• Given request
Select and copy each line in the listing below that contains the string "GameFi". Matches must have the same uppercase and lowercase letters.

━━ Dataset excerpts

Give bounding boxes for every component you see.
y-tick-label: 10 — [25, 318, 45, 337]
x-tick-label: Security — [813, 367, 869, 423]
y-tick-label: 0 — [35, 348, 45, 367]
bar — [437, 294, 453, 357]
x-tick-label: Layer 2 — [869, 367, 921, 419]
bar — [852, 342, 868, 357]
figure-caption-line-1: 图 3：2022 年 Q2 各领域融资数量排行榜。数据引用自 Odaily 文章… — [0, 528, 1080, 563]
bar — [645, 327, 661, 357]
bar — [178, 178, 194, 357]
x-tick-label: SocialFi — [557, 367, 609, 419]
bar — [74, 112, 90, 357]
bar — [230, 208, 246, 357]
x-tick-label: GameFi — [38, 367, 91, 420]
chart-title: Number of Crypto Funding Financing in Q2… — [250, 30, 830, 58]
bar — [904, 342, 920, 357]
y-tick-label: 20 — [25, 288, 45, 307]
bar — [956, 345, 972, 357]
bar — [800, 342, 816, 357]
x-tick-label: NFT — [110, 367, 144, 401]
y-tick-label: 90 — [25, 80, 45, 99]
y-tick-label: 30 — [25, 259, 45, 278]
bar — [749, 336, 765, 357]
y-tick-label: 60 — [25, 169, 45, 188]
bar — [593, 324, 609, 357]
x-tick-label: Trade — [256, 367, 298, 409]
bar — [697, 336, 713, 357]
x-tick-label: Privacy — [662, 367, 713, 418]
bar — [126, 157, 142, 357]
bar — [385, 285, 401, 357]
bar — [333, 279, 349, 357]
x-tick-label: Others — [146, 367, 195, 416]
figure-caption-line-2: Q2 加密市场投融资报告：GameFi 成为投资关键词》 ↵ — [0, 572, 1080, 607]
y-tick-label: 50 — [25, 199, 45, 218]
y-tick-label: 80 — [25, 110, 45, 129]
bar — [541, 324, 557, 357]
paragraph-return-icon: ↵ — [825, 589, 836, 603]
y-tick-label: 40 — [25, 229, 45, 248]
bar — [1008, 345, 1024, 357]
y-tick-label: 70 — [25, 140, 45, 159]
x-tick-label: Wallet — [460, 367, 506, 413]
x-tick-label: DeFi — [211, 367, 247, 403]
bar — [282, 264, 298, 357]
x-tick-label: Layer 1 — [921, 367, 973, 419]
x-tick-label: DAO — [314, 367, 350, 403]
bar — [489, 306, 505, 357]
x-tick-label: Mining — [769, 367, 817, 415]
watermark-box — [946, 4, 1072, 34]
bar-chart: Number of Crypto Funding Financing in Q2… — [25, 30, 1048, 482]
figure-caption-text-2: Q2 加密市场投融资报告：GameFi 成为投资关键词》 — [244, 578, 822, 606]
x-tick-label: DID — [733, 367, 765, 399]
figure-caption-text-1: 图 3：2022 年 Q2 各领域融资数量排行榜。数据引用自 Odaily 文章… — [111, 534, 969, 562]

━━━━

• Result for this exercise
x-tick-label: GameFi — [38, 367, 91, 420]
figure-caption-line-2: Q2 加密市场投融资报告：GameFi 成为投资关键词》 ↵ — [0, 572, 1080, 607]
figure-caption-text-2: Q2 加密市场投融资报告：GameFi 成为投资关键词》 — [244, 578, 822, 606]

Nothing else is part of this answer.